**EXERCISE TASK**
Check every line in the records below for the word "Opfyldning" and report how many have it, nothing more.

◆ ◆ ◆

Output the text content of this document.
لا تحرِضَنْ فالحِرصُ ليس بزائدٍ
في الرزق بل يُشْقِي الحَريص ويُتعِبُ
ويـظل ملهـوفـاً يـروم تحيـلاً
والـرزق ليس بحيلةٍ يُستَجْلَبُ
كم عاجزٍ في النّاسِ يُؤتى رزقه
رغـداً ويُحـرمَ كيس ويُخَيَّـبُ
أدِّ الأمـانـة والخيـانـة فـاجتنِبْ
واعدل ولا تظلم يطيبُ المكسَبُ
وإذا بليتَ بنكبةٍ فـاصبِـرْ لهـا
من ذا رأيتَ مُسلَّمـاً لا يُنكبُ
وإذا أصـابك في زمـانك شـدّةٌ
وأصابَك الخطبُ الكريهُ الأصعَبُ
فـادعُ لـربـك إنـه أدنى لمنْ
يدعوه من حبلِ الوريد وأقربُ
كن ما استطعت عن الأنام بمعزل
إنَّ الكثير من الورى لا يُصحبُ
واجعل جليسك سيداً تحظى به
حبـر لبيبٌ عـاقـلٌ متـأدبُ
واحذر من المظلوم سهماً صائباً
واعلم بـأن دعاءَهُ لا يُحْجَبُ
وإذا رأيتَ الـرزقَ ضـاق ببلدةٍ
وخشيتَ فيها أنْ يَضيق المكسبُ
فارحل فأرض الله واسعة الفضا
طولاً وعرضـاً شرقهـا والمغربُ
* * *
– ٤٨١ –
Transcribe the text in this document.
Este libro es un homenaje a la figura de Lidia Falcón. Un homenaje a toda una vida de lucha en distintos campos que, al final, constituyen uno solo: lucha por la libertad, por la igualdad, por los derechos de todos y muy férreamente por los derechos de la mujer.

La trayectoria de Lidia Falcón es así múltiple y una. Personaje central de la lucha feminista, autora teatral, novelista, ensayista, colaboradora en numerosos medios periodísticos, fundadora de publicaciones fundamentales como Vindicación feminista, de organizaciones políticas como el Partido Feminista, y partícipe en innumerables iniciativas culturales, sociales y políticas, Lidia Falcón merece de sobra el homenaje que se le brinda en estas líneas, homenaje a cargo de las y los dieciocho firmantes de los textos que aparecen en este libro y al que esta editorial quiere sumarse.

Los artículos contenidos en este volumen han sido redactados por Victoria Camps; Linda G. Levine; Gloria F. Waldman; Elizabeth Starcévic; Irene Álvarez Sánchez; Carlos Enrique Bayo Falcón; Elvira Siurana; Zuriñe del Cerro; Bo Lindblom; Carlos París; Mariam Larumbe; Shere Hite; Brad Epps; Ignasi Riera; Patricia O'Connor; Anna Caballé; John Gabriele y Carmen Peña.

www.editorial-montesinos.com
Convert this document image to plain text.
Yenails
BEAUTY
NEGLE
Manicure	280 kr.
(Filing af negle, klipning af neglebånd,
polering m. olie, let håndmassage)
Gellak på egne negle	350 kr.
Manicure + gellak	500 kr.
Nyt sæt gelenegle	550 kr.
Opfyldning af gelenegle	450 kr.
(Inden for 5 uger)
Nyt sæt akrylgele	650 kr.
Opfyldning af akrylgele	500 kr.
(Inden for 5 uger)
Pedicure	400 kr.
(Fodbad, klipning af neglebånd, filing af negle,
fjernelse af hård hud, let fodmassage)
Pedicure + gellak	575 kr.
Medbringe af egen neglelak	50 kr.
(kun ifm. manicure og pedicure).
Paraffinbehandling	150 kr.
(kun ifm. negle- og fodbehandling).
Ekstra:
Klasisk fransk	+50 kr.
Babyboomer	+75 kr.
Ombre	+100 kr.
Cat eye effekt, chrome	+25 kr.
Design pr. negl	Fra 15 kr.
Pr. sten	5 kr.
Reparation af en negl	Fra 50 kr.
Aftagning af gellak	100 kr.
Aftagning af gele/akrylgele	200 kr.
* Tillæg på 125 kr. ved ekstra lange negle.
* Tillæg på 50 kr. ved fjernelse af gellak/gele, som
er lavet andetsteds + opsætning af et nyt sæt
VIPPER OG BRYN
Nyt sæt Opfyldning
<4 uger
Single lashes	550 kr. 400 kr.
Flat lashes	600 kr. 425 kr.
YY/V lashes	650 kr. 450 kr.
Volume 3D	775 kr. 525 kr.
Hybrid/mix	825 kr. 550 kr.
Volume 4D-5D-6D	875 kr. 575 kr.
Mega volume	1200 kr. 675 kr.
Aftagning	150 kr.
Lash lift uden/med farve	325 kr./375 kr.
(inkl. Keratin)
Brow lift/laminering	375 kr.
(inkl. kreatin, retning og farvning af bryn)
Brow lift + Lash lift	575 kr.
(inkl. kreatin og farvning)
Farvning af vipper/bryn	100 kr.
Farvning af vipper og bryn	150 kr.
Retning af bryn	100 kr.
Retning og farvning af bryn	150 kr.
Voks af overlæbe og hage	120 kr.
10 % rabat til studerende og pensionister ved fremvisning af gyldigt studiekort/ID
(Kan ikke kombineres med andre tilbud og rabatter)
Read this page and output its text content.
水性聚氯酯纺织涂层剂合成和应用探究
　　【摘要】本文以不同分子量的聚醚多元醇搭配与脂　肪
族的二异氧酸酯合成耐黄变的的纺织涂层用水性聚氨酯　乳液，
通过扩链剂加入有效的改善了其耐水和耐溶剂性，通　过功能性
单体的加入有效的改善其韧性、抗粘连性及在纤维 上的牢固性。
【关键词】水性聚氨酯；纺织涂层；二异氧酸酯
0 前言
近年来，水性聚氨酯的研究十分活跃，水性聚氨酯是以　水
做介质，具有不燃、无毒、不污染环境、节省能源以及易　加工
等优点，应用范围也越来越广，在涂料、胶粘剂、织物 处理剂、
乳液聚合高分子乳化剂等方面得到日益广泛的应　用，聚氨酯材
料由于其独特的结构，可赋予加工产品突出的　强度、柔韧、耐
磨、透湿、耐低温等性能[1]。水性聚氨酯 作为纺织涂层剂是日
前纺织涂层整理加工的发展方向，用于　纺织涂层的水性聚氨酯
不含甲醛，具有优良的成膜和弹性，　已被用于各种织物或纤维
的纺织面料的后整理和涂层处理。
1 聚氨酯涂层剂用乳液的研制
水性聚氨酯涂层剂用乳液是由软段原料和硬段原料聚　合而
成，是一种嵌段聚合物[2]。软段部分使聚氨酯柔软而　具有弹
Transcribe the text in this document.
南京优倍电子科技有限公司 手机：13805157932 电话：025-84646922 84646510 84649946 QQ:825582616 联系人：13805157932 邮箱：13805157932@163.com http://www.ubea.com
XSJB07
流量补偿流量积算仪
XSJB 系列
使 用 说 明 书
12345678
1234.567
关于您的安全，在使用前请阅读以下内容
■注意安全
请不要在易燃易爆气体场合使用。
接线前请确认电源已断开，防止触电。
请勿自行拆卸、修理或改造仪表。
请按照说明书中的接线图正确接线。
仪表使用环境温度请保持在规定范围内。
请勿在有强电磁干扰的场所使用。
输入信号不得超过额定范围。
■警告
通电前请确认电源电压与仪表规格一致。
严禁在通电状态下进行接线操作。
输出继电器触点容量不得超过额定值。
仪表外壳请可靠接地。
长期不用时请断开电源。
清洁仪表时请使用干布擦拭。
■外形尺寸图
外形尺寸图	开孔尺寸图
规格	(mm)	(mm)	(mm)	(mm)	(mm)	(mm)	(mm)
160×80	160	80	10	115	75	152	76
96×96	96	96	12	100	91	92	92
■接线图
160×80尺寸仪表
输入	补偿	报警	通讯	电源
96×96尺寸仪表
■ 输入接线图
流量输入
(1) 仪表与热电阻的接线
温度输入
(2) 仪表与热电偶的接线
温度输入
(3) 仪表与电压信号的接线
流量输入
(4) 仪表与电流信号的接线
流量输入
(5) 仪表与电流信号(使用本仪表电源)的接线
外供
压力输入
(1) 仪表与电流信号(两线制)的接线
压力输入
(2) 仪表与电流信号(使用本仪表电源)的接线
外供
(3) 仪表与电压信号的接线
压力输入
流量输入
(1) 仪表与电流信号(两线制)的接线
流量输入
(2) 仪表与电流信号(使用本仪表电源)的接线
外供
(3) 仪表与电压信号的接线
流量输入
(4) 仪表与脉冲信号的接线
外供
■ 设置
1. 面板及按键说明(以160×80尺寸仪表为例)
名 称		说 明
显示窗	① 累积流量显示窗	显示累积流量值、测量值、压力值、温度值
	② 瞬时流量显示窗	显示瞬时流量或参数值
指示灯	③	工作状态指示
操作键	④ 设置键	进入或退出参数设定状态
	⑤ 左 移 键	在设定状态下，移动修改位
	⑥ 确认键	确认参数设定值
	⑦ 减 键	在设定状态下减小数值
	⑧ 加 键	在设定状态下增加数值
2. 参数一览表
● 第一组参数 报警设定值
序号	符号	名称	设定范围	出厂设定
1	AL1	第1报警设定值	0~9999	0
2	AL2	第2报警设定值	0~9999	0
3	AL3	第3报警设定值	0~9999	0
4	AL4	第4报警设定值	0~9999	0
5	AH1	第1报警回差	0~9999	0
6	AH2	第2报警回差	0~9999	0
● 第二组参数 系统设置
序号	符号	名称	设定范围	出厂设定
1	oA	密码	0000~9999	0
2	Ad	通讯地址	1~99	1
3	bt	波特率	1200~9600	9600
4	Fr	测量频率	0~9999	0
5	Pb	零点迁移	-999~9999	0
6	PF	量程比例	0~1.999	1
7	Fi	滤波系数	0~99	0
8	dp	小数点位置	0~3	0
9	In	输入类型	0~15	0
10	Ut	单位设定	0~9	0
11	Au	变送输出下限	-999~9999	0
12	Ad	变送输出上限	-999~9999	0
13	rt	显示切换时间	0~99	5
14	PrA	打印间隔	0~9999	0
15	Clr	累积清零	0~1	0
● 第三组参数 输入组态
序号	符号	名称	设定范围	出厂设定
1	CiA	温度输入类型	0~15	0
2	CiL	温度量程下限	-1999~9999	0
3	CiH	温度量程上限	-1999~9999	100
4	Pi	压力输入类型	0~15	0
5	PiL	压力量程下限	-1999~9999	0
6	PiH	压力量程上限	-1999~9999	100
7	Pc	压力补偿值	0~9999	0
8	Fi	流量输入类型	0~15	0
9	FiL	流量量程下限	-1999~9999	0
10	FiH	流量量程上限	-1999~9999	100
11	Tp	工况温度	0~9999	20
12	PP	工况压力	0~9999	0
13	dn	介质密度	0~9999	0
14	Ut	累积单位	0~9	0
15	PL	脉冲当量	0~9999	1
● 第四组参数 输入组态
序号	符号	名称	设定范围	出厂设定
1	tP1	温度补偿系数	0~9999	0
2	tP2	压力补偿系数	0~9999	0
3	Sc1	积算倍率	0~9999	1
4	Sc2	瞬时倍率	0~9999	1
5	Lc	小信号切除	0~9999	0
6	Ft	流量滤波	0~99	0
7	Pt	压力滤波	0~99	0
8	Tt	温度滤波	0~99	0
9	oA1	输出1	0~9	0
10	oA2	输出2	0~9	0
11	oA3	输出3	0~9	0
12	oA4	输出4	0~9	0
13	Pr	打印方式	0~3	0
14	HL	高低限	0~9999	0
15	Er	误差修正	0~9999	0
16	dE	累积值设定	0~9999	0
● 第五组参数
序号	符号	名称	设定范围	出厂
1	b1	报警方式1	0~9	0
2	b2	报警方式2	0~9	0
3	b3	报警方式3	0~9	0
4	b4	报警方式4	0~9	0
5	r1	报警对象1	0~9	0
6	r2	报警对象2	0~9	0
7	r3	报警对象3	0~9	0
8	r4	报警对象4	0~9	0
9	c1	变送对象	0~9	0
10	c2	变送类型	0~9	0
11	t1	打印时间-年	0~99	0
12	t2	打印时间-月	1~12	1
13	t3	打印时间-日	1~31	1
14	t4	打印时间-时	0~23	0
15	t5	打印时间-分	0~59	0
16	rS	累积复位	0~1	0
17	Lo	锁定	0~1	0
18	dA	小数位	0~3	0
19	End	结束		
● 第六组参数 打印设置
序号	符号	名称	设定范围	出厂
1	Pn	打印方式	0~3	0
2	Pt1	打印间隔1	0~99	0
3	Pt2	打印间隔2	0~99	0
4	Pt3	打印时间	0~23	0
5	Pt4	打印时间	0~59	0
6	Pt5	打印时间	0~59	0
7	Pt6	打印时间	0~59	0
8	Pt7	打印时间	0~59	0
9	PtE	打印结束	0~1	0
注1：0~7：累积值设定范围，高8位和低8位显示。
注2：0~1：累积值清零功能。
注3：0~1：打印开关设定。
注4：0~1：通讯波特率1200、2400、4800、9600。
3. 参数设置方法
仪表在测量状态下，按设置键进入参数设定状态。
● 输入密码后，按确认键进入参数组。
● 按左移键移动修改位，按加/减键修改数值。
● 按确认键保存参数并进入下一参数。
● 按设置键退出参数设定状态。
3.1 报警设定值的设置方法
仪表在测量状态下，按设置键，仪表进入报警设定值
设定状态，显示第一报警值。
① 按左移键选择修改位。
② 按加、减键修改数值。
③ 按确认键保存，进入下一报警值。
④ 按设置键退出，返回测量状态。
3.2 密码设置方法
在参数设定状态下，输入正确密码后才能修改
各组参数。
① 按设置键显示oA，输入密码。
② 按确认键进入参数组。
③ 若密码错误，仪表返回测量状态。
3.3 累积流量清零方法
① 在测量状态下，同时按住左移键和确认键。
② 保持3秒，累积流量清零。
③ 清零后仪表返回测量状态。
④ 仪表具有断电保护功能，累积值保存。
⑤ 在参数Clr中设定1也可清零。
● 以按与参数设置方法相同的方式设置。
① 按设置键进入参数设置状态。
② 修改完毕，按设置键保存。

◆ ◆ ◆

**SOLUTION BELOW**
3